» **Task to complete**: Only lines holding "behandelt" are wanted; copy each of them from the records below.
======== Input
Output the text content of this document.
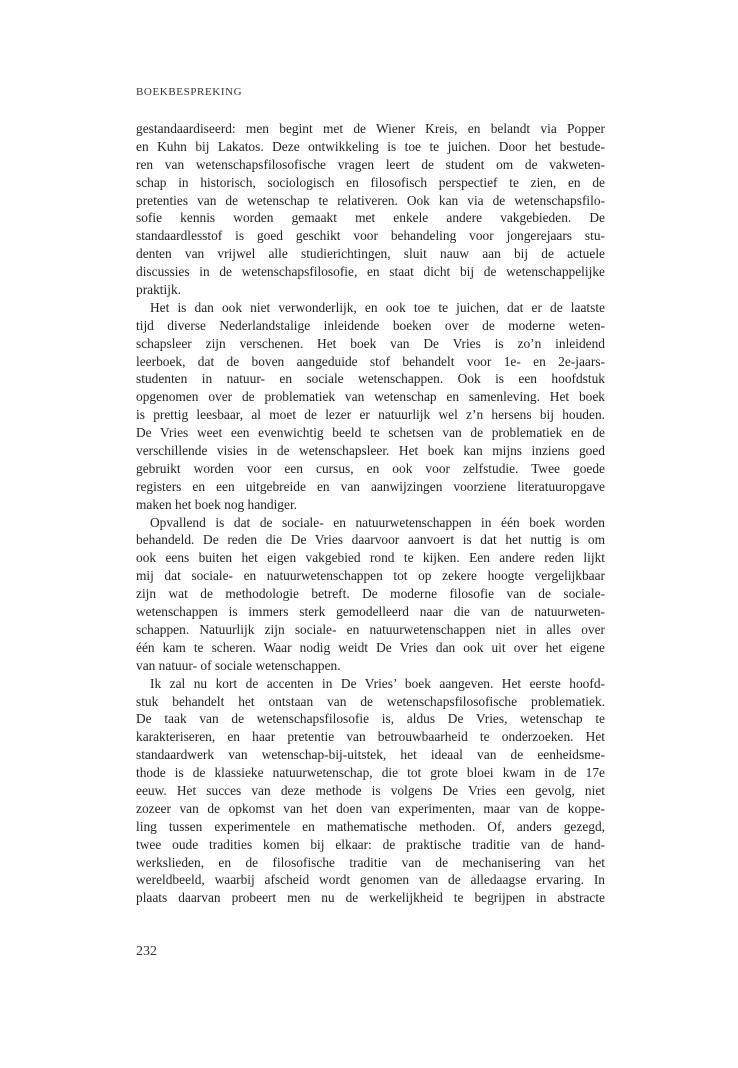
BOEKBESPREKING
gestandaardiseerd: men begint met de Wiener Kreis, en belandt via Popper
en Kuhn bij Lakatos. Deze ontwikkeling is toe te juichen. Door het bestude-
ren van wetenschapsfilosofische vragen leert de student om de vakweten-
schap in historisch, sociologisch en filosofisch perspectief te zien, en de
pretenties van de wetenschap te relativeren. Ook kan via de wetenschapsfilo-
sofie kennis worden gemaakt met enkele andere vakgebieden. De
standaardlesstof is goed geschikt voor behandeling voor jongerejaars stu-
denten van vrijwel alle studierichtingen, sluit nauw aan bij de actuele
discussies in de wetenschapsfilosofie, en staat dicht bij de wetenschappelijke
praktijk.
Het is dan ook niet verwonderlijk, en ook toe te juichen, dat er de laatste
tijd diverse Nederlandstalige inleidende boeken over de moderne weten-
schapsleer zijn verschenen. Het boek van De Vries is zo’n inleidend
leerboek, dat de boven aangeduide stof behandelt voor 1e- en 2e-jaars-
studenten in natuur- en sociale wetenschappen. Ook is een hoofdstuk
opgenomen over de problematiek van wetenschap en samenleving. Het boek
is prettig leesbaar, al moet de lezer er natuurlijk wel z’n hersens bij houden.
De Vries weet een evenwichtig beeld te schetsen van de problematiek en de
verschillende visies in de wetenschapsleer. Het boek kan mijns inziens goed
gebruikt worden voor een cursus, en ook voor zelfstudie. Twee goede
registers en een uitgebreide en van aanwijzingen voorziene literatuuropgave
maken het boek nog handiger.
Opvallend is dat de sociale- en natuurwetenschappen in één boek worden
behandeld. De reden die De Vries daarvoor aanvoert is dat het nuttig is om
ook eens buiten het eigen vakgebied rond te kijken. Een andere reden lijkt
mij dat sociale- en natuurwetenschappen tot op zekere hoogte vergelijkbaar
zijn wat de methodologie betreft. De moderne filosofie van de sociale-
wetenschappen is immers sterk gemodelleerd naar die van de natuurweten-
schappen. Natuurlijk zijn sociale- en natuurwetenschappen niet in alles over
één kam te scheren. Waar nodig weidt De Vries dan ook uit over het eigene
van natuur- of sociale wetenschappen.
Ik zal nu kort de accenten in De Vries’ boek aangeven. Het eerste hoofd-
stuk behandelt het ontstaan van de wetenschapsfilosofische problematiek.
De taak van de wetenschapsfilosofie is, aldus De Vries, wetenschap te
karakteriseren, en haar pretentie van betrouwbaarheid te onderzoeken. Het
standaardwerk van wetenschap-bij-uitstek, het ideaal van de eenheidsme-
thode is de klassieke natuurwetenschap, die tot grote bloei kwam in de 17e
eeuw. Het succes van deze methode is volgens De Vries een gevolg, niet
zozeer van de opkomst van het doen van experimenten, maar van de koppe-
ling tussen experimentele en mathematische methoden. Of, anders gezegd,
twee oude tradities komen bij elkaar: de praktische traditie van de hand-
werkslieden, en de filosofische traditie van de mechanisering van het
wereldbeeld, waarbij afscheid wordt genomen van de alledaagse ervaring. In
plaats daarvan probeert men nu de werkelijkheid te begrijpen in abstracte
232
================
======== Input
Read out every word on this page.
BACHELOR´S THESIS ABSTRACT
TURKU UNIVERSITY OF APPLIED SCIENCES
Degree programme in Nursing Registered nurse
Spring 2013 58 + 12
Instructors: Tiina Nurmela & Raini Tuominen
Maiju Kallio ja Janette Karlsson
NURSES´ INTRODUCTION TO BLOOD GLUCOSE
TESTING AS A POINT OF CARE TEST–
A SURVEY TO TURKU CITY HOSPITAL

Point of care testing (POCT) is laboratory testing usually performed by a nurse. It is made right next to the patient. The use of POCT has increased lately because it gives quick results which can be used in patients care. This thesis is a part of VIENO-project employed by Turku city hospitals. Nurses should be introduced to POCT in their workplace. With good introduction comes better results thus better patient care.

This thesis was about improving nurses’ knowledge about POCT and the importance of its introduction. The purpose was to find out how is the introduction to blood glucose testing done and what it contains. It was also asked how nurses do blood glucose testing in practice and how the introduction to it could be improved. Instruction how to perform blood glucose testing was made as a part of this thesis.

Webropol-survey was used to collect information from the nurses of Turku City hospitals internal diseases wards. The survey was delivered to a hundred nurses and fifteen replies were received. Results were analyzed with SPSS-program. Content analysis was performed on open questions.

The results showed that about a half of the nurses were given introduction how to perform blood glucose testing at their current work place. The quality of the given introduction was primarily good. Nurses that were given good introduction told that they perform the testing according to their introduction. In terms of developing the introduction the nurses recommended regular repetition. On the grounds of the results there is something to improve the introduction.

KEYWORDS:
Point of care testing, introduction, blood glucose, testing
================
======== Input
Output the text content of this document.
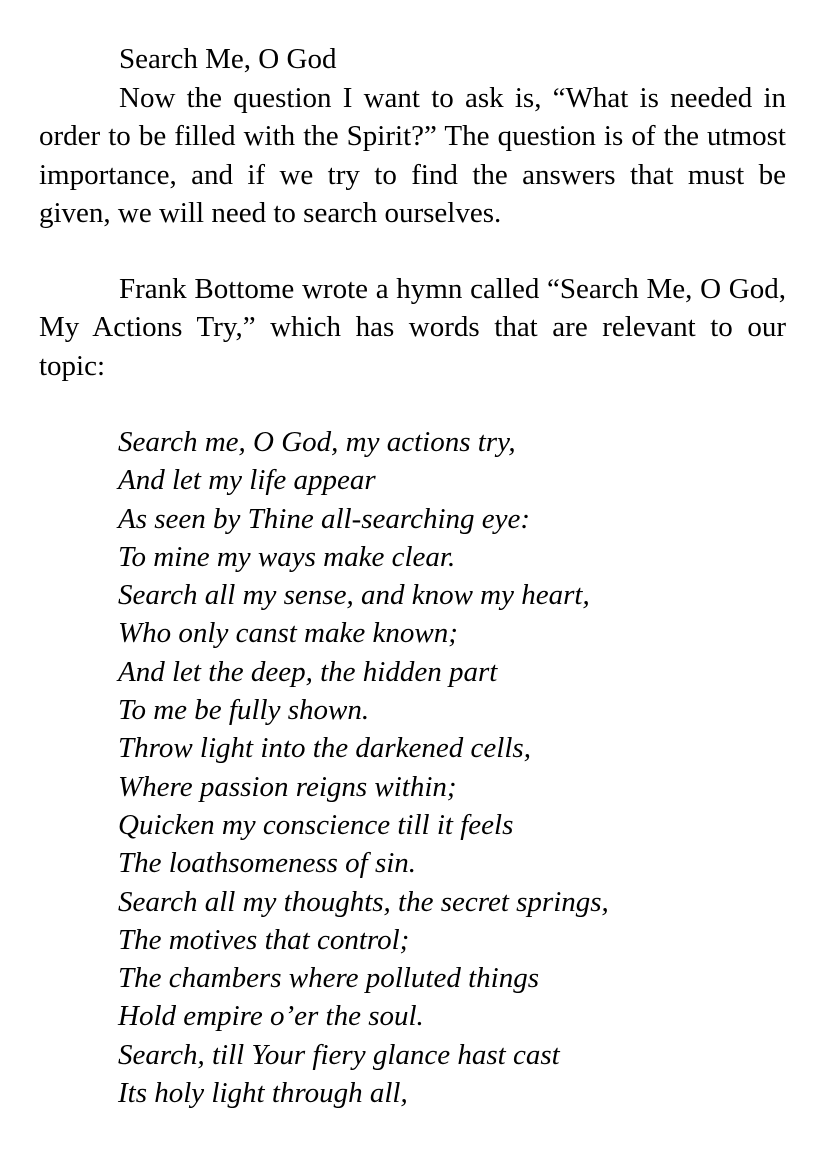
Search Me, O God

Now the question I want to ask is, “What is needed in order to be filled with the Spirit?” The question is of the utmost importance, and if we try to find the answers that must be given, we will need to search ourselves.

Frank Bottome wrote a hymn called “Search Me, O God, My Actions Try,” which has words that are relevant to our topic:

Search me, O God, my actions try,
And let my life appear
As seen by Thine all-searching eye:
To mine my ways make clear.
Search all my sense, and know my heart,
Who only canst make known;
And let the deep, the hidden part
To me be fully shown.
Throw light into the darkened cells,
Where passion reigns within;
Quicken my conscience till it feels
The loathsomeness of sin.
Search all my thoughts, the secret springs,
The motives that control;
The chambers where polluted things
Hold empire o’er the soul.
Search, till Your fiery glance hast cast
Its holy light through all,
================
» **The answer**:
leerboek, dat de boven aangeduide stof behandelt voor 1e- en 2e-jaars-
stuk behandelt het ontstaan van de wetenschapsfilosofische problematiek.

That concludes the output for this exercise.